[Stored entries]
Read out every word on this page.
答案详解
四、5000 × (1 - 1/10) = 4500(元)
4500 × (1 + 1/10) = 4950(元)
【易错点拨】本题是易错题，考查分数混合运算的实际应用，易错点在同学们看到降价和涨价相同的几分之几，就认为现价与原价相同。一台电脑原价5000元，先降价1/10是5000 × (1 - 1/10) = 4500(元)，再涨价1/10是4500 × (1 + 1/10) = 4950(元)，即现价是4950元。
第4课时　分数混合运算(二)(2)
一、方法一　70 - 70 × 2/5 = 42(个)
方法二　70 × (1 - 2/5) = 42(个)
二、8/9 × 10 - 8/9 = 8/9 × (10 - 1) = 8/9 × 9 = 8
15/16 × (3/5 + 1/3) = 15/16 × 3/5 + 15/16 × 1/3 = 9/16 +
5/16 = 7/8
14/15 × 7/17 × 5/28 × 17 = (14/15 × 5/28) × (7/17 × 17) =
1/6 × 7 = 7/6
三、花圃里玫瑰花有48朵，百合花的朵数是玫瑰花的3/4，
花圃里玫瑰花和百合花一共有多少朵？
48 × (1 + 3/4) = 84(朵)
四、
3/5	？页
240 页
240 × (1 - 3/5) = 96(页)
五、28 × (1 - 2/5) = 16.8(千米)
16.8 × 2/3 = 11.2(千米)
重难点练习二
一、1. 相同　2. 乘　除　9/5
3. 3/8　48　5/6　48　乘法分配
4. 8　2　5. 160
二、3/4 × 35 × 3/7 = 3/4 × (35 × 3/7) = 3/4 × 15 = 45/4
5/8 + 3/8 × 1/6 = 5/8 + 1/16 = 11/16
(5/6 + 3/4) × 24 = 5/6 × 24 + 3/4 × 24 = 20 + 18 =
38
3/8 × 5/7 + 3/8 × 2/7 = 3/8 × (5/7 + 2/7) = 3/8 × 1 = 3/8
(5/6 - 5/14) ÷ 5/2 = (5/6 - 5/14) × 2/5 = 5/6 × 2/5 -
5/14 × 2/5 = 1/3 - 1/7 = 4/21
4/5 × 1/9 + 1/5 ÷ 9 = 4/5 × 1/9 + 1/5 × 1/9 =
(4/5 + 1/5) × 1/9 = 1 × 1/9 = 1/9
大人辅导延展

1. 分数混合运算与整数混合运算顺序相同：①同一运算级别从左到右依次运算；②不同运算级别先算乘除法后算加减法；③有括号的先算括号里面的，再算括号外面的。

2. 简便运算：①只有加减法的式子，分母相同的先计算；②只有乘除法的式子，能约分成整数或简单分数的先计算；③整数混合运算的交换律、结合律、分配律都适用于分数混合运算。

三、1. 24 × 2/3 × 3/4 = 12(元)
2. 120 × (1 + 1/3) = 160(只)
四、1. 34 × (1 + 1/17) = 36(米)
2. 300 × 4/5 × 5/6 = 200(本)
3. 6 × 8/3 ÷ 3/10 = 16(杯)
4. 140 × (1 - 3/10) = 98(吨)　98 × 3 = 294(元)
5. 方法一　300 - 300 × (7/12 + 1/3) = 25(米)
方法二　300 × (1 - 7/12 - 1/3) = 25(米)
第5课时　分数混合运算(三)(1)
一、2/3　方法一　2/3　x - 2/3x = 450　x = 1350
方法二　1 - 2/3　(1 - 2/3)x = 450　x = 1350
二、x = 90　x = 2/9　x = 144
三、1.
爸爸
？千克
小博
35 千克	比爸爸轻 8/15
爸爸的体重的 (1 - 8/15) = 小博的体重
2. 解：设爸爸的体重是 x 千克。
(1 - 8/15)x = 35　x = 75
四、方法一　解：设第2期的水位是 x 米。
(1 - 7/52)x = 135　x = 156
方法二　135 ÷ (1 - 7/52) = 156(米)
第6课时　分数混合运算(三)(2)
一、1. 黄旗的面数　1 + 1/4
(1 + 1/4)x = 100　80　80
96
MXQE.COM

> _Given exercise_:
Return the entries above exactly as they appear.

> _Full solution_:
Read out every word on this page.
答案详解
四、5000 × (1 - 1/10) = 4500(元)
4500 × (1 + 1/10) = 4950(元)
【易错点拨】本题是易错题，考查分数混合运算的实际应用，易错点在同学们看到降价和涨价相同的几分之几，就认为现价与原价相同。一台电脑原价5000元，先降价1/10是5000 × (1 - 1/10) = 4500(元)，再涨价1/10是4500 × (1 + 1/10) = 4950(元)，即现价是4950元。
第4课时　分数混合运算(二)(2)
一、方法一　70 - 70 × 2/5 = 42(个)
方法二　70 × (1 - 2/5) = 42(个)
二、8/9 × 10 - 8/9 = 8/9 × (10 - 1) = 8/9 × 9 = 8
15/16 × (3/5 + 1/3) = 15/16 × 3/5 + 15/16 × 1/3 = 9/16 +
5/16 = 7/8
14/15 × 7/17 × 5/28 × 17 = (14/15 × 5/28) × (7/17 × 17) =
1/6 × 7 = 7/6
三、花圃里玫瑰花有48朵，百合花的朵数是玫瑰花的3/4，
花圃里玫瑰花和百合花一共有多少朵？
48 × (1 + 3/4) = 84(朵)
四、
3/5	？页
240 页
240 × (1 - 3/5) = 96(页)
五、28 × (1 - 2/5) = 16.8(千米)
16.8 × 2/3 = 11.2(千米)
重难点练习二
一、1. 相同　2. 乘　除　9/5
3. 3/8　48　5/6　48　乘法分配
4. 8　2　5. 160
二、3/4 × 35 × 3/7 = 3/4 × (35 × 3/7) = 3/4 × 15 = 45/4
5/8 + 3/8 × 1/6 = 5/8 + 1/16 = 11/16
(5/6 + 3/4) × 24 = 5/6 × 24 + 3/4 × 24 = 20 + 18 =
38
3/8 × 5/7 + 3/8 × 2/7 = 3/8 × (5/7 + 2/7) = 3/8 × 1 = 3/8
(5/6 - 5/14) ÷ 5/2 = (5/6 - 5/14) × 2/5 = 5/6 × 2/5 -
5/14 × 2/5 = 1/3 - 1/7 = 4/21
4/5 × 1/9 + 1/5 ÷ 9 = 4/5 × 1/9 + 1/5 × 1/9 =
(4/5 + 1/5) × 1/9 = 1 × 1/9 = 1/9
大人辅导延展

1. 分数混合运算与整数混合运算顺序相同：①同一运算级别从左到右依次运算；②不同运算级别先算乘除法后算加减法；③有括号的先算括号里面的，再算括号外面的。

2. 简便运算：①只有加减法的式子，分母相同的先计算；②只有乘除法的式子，能约分成整数或简单分数的先计算；③整数混合运算的交换律、结合律、分配律都适用于分数混合运算。

三、1. 24 × 2/3 × 3/4 = 12(元)
2. 120 × (1 + 1/3) = 160(只)
四、1. 34 × (1 + 1/17) = 36(米)
2. 300 × 4/5 × 5/6 = 200(本)
3. 6 × 8/3 ÷ 3/10 = 16(杯)
4. 140 × (1 - 3/10) = 98(吨)　98 × 3 = 294(元)
5. 方法一　300 - 300 × (7/12 + 1/3) = 25(米)
方法二　300 × (1 - 7/12 - 1/3) = 25(米)
第5课时　分数混合运算(三)(1)
一、2/3　方法一　2/3　x - 2/3x = 450　x = 1350
方法二　1 - 2/3　(1 - 2/3)x = 450　x = 1350
二、x = 90　x = 2/9　x = 144
三、1.
爸爸
？千克
小博
35 千克	比爸爸轻 8/15
爸爸的体重的 (1 - 8/15) = 小博的体重
2. 解：设爸爸的体重是 x 千克。
(1 - 8/15)x = 35　x = 75
四、方法一　解：设第2期的水位是 x 米。
(1 - 7/52)x = 135　x = 156
方法二　135 ÷ (1 - 7/52) = 156(米)
第6课时　分数混合运算(三)(2)
一、1. 黄旗的面数　1 + 1/4
(1 + 1/4)x = 100　80　80
96
MXQE.COM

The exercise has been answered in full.